Work to be completed
Each line that holds the word "name" is to be identified and copied.

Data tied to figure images
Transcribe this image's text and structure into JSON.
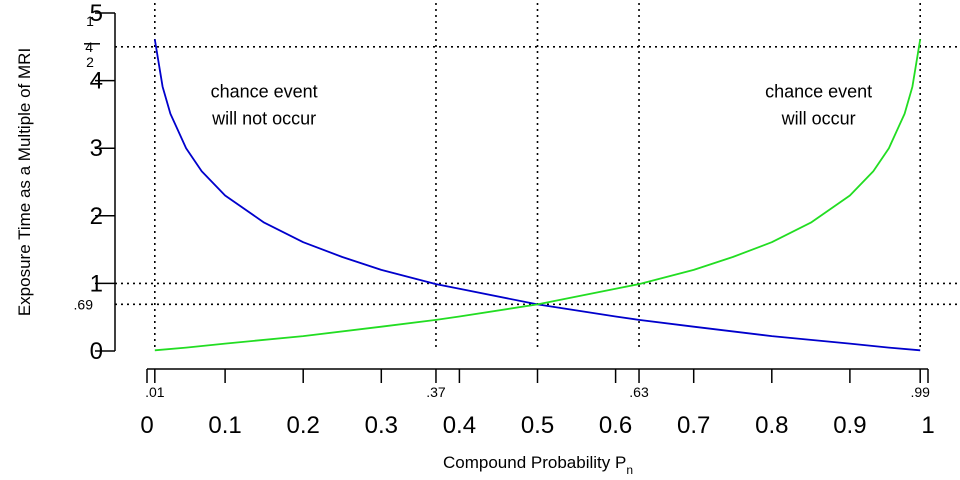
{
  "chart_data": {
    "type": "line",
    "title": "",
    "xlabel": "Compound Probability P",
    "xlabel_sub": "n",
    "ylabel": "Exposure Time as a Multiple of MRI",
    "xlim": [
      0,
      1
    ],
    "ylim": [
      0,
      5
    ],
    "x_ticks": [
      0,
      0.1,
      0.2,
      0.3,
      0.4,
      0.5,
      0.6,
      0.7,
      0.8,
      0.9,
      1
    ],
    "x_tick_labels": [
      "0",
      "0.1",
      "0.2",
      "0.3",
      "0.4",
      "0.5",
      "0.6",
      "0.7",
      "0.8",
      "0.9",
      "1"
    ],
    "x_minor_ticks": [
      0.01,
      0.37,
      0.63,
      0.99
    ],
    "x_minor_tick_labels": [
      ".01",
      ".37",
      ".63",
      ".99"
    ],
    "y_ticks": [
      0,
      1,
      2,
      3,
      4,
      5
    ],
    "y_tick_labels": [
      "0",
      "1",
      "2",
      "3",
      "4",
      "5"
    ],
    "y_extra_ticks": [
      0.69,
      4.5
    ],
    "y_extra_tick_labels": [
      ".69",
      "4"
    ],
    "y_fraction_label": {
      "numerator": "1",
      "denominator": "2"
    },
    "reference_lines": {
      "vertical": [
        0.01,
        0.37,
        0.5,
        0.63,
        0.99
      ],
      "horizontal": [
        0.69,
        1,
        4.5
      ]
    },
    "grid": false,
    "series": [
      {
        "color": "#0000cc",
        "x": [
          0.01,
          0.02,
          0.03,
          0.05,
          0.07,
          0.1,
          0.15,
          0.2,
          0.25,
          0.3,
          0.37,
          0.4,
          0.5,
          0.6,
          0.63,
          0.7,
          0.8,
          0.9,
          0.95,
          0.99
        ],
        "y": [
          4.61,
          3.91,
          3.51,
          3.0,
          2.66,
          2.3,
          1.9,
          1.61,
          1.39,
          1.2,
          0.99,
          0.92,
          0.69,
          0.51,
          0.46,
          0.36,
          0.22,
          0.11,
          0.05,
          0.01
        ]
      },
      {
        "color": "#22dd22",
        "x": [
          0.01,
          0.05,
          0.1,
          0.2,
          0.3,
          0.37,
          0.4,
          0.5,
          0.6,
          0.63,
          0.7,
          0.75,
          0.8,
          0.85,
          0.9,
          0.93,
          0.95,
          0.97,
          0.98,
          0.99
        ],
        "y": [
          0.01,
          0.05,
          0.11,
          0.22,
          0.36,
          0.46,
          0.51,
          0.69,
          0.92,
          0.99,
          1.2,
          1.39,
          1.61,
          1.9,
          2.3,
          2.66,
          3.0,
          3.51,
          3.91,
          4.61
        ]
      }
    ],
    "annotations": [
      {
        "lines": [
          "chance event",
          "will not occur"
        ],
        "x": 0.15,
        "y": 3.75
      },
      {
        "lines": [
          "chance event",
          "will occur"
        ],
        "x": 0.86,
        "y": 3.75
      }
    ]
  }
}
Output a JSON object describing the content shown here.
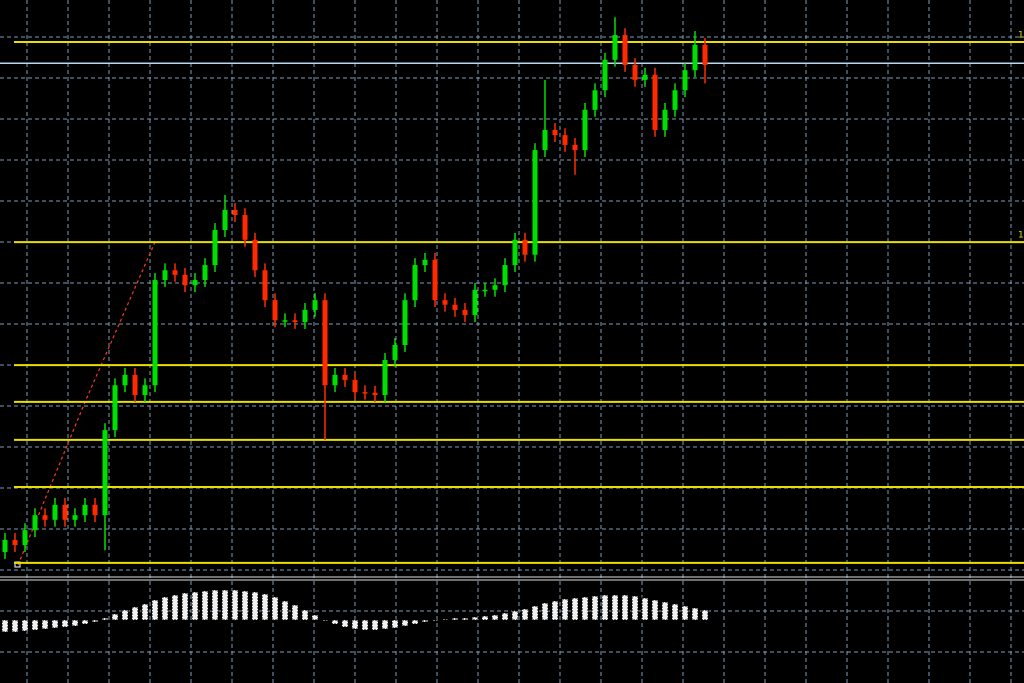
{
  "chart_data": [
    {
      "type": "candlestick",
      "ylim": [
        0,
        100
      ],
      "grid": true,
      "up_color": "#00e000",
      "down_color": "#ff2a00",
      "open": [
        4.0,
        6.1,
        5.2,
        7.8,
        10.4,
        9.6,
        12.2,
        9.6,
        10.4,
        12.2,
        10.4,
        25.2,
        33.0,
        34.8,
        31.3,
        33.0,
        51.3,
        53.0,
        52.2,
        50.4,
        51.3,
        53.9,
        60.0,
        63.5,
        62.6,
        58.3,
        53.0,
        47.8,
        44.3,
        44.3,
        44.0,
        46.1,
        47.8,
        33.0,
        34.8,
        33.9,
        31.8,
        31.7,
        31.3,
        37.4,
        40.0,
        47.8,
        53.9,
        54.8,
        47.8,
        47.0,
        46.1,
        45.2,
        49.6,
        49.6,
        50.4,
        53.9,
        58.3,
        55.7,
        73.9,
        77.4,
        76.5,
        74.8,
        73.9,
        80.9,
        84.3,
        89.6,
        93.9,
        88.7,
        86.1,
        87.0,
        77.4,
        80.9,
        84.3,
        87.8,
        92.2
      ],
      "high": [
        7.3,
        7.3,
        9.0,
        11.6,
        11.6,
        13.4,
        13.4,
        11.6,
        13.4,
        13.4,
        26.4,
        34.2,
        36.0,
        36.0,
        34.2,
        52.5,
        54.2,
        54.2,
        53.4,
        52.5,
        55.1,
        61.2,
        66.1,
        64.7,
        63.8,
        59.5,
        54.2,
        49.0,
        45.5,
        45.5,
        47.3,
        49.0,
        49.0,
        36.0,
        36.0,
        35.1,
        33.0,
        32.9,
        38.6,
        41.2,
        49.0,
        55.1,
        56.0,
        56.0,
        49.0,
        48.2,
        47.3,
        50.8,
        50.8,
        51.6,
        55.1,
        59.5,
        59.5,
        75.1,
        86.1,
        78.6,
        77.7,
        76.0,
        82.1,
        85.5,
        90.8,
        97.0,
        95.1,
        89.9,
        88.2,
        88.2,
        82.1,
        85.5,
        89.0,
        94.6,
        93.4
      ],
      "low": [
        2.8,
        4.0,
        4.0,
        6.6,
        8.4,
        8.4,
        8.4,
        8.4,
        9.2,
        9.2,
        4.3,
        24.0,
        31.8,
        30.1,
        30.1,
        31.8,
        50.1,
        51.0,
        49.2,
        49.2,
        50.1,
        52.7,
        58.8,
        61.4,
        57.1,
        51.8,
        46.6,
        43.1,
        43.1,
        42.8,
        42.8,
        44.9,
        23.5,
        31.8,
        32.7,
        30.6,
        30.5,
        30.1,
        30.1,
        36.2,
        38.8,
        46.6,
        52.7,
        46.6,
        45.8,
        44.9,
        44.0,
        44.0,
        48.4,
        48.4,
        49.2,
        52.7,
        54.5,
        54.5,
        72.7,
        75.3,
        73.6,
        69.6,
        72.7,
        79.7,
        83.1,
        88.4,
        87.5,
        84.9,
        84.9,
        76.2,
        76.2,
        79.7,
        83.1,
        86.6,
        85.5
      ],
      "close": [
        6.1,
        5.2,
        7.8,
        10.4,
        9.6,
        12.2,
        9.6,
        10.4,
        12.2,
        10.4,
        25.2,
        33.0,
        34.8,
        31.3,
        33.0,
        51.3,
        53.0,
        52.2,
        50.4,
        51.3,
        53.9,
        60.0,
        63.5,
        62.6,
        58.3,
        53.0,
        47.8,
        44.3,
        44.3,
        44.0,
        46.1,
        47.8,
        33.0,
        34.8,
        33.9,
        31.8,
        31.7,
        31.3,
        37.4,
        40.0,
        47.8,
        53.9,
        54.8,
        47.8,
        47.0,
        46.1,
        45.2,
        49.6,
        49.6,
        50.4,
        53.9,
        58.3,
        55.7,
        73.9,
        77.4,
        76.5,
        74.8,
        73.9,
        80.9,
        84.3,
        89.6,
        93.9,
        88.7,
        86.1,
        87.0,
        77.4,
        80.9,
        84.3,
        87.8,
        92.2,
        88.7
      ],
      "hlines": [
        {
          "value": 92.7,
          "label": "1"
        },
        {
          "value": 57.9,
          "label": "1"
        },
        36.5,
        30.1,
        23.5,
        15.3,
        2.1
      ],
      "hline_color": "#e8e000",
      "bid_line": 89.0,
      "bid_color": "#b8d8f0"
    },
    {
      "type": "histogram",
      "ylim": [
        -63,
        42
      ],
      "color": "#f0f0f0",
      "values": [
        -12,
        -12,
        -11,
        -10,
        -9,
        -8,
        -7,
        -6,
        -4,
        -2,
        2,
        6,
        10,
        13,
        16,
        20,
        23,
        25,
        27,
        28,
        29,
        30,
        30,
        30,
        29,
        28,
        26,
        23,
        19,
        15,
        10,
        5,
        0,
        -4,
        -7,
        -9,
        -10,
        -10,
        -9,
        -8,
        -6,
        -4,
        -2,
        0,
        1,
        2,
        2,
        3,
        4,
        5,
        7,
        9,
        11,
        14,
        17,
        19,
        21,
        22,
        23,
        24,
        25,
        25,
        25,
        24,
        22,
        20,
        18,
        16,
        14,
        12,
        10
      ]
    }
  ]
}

==

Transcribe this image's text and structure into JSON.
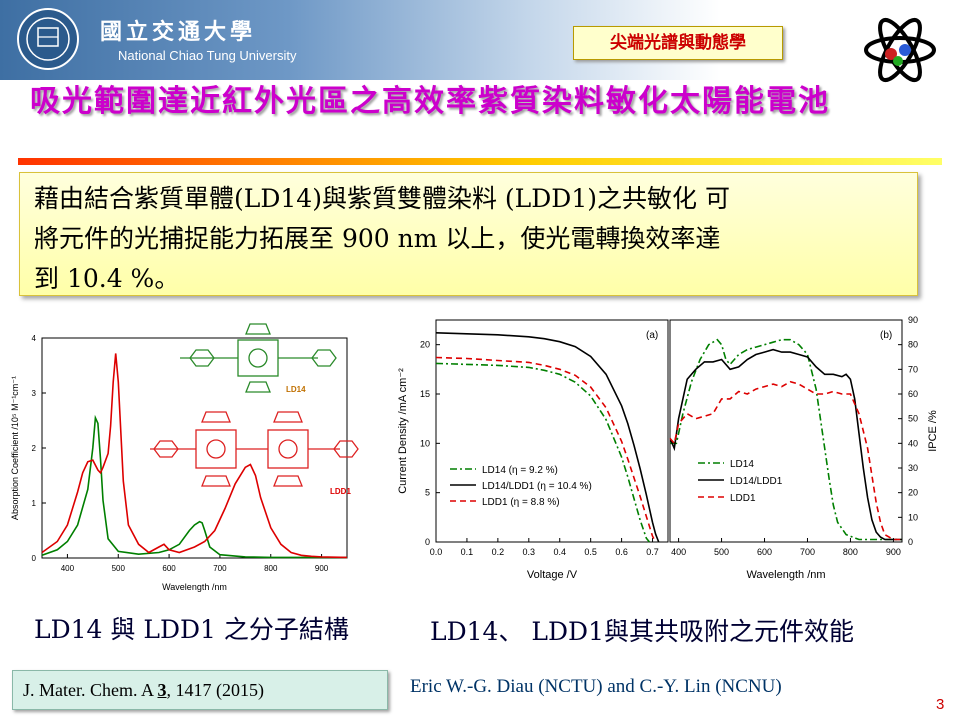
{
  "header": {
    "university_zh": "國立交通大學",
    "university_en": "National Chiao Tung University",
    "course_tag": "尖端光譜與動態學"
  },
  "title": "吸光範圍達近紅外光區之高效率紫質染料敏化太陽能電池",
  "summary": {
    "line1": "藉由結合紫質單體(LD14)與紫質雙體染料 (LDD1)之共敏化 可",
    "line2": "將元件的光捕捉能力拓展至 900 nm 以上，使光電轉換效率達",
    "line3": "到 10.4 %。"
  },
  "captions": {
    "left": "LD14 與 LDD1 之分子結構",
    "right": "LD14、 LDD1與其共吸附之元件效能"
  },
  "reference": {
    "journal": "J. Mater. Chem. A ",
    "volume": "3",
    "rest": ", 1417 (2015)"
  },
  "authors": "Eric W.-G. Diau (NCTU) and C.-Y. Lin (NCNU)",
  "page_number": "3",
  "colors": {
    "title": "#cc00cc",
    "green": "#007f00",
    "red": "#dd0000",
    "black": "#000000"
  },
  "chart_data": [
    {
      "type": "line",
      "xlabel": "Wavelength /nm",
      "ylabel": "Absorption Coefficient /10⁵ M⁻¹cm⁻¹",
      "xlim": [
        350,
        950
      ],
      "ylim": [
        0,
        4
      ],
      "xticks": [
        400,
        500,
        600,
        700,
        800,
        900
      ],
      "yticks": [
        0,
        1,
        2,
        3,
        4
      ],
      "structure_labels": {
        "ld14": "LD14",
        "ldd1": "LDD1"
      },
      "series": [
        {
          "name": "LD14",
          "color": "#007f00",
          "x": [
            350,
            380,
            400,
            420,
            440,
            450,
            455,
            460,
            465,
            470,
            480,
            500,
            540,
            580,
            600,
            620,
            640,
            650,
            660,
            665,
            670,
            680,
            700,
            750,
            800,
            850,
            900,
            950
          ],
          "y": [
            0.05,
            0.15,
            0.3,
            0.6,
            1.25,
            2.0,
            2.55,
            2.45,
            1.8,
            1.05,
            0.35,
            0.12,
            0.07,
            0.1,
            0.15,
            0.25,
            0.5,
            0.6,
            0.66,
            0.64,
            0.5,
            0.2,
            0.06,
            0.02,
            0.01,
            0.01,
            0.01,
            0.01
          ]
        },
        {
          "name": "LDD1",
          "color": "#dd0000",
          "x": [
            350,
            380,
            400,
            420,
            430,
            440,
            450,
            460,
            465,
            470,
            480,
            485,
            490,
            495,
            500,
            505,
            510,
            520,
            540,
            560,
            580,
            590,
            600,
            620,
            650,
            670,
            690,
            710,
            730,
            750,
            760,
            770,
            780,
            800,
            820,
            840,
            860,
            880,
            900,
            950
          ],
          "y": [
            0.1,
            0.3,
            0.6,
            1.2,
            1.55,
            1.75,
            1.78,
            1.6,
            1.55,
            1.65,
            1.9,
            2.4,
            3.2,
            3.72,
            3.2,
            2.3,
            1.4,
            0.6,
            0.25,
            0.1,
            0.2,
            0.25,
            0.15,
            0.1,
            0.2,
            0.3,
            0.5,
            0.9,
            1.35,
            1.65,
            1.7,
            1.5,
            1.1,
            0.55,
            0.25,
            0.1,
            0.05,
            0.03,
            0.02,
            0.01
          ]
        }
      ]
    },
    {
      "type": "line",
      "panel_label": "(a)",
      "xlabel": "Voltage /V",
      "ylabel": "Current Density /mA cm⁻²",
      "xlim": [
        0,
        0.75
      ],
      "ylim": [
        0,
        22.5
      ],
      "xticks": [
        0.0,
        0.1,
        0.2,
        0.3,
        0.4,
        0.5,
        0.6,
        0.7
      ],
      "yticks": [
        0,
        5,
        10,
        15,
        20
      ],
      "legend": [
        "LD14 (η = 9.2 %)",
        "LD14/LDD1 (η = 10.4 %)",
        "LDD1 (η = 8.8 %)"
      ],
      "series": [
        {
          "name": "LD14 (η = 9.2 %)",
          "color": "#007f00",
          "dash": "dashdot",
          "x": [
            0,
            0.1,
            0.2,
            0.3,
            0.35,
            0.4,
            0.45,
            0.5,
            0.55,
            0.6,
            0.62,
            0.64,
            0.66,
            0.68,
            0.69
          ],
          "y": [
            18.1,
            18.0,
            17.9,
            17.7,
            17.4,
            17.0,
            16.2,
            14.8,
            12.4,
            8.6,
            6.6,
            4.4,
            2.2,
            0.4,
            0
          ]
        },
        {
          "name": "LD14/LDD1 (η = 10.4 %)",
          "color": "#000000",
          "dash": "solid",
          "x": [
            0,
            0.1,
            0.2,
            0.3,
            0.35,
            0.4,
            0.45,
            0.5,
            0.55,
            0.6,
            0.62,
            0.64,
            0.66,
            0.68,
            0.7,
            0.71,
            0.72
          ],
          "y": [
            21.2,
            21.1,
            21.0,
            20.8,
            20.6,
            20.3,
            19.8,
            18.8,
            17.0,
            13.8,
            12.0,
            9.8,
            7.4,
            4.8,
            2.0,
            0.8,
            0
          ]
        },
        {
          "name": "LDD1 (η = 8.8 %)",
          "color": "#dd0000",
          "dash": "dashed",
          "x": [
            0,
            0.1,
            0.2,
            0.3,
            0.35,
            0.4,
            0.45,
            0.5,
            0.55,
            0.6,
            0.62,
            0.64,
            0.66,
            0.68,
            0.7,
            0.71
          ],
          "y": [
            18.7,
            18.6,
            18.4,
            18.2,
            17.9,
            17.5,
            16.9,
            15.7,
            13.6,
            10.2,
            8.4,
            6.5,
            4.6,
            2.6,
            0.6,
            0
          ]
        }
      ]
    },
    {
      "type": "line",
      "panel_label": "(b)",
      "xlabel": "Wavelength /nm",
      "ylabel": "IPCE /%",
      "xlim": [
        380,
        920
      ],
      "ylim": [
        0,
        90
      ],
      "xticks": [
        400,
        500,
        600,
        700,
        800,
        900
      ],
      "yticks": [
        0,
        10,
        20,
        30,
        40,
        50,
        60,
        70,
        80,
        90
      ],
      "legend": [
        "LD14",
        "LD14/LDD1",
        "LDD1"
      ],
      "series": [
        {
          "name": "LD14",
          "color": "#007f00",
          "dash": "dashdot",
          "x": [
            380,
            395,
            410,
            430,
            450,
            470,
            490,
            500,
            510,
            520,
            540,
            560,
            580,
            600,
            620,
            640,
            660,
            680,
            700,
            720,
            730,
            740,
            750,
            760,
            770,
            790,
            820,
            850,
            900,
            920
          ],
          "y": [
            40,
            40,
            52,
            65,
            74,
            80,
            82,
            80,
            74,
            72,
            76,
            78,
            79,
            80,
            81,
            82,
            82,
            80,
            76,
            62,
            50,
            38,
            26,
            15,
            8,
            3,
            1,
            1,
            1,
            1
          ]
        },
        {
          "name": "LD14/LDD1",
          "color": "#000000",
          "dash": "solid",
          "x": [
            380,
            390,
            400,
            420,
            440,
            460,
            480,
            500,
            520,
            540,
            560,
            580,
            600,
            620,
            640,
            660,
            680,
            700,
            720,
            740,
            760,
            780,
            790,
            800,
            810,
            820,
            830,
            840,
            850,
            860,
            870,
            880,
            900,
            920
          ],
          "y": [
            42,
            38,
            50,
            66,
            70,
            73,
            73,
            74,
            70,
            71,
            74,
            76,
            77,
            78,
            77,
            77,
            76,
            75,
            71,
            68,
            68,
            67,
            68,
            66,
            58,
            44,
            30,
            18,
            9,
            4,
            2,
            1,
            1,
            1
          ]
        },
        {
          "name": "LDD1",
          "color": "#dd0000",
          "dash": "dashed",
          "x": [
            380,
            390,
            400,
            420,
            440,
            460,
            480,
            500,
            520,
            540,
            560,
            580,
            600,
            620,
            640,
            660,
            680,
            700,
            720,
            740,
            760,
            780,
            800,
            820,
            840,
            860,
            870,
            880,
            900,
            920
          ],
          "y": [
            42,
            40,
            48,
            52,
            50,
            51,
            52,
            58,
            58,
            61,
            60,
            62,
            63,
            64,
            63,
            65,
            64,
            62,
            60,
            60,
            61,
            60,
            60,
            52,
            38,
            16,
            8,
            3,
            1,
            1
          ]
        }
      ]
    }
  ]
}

Task answer
          "name": "LD14",
          "name": "LDD1",
          "name": "LD14 (η = 9.2 %)",
          "name": "LD14/LDD1 (η = 10.4 %)",
          "name": "LDD1 (η = 8.8 %)",
          "name": "LD14",
          "name": "LD14/LDD1",
          "name": "LDD1",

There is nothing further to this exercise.